--- START Data shown ---

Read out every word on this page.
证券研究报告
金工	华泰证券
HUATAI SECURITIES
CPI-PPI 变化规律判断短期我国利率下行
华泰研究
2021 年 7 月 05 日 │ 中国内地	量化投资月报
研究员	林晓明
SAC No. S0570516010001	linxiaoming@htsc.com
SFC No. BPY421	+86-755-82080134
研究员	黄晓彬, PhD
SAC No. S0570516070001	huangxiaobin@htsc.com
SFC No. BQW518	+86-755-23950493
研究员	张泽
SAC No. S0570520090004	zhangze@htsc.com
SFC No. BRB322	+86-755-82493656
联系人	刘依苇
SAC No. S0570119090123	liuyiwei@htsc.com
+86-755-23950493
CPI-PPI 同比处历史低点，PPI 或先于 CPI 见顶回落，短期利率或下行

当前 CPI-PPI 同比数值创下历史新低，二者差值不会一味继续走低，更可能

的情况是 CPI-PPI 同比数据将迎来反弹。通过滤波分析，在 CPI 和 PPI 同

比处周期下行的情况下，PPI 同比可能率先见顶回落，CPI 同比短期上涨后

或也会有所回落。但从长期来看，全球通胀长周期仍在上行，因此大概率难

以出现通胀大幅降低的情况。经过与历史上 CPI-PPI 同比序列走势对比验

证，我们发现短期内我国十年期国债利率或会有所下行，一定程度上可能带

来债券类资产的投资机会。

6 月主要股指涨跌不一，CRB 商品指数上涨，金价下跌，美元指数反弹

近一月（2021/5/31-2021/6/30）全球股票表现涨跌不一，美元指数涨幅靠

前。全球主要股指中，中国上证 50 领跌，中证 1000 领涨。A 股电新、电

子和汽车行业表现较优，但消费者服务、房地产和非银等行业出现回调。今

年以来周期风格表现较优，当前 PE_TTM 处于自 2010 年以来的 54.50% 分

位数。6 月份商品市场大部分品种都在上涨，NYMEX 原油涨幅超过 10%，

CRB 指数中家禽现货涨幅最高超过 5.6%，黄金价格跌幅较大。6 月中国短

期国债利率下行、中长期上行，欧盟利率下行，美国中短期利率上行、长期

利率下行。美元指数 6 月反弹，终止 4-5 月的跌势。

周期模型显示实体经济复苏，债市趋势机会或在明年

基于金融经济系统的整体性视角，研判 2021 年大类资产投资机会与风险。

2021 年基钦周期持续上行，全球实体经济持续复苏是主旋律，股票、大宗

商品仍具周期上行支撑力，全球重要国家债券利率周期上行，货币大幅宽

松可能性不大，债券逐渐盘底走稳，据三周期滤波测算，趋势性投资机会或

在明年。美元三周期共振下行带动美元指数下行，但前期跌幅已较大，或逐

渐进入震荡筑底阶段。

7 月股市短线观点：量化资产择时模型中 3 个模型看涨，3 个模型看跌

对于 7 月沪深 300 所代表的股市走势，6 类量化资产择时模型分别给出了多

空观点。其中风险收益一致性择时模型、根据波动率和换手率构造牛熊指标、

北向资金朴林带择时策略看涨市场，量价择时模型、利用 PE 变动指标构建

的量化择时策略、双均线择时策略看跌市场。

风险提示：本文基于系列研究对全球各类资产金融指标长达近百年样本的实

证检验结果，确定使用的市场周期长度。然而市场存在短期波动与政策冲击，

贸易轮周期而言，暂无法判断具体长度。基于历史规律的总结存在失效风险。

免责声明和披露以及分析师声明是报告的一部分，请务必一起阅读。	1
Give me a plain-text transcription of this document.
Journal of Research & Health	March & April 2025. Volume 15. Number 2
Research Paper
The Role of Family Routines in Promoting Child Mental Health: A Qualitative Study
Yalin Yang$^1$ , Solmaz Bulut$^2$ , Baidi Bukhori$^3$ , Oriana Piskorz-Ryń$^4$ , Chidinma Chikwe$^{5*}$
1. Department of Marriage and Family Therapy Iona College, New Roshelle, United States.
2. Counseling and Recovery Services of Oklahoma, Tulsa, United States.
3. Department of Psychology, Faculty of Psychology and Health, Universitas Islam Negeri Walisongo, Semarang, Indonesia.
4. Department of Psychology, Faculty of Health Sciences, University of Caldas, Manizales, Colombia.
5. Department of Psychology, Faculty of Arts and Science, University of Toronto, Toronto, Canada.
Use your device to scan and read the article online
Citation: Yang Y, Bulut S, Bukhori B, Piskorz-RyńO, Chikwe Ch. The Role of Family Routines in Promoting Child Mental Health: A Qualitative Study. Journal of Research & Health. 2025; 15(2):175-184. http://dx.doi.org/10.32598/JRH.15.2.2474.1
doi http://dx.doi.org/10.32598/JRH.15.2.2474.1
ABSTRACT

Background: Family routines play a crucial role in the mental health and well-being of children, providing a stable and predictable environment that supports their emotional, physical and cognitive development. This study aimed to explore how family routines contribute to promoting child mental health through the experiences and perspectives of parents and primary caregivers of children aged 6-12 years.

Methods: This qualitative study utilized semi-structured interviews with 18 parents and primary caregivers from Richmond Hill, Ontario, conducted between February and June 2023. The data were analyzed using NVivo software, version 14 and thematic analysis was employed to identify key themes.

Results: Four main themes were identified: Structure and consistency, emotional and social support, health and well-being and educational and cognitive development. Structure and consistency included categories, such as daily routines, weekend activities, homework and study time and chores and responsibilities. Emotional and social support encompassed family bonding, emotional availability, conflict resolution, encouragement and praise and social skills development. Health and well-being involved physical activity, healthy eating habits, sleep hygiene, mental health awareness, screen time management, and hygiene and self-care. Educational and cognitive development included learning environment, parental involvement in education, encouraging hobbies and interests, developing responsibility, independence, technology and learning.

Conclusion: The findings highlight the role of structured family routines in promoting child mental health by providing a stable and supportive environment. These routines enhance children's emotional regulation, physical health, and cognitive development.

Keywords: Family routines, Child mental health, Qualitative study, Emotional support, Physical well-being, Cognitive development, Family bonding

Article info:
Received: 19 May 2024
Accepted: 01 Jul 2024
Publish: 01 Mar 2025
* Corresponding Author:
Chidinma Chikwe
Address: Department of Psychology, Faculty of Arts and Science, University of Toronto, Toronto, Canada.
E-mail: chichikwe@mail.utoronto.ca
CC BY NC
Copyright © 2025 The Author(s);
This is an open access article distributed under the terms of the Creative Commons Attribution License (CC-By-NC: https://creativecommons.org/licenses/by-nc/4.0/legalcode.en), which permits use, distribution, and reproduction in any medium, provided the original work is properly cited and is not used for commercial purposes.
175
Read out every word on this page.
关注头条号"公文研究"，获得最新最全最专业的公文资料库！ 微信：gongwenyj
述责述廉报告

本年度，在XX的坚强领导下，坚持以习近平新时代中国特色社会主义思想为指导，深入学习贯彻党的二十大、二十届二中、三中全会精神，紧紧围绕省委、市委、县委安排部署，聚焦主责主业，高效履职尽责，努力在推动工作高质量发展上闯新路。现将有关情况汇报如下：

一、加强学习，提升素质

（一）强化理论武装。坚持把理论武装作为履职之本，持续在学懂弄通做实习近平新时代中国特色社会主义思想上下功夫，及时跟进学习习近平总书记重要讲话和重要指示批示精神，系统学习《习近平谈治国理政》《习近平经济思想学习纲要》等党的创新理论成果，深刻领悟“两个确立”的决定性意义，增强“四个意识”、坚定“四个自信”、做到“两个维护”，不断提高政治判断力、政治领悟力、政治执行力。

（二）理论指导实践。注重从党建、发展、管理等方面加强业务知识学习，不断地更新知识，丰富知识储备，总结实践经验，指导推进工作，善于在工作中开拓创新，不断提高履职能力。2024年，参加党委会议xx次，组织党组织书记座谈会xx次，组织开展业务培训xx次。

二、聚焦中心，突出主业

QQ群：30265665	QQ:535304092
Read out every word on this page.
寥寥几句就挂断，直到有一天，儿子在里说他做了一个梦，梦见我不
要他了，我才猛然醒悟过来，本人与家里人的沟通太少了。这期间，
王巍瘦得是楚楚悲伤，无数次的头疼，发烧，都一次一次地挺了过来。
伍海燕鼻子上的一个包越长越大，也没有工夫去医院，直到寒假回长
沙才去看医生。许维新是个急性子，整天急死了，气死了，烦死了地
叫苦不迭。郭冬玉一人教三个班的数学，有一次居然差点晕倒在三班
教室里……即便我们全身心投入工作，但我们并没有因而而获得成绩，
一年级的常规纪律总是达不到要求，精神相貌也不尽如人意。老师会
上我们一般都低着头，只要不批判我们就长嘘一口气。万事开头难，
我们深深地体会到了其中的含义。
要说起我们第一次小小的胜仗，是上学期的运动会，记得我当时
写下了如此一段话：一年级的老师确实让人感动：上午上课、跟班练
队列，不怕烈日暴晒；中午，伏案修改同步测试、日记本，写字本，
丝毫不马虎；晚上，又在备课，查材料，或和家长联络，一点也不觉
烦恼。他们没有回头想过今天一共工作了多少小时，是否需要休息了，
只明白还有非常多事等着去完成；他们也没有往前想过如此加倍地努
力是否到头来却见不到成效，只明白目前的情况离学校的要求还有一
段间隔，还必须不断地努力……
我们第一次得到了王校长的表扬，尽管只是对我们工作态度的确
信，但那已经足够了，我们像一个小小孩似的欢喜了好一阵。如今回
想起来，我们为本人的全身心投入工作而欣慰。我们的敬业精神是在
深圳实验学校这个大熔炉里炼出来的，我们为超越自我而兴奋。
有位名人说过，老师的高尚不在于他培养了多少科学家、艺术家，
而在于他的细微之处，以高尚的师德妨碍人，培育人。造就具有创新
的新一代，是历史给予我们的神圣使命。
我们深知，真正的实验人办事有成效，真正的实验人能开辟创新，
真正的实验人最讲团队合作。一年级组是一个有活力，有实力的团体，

--- END Data shown ---

Your objective => Your answer should be a single number: the count of lines in the listing that contain the word "United".

Answer => 2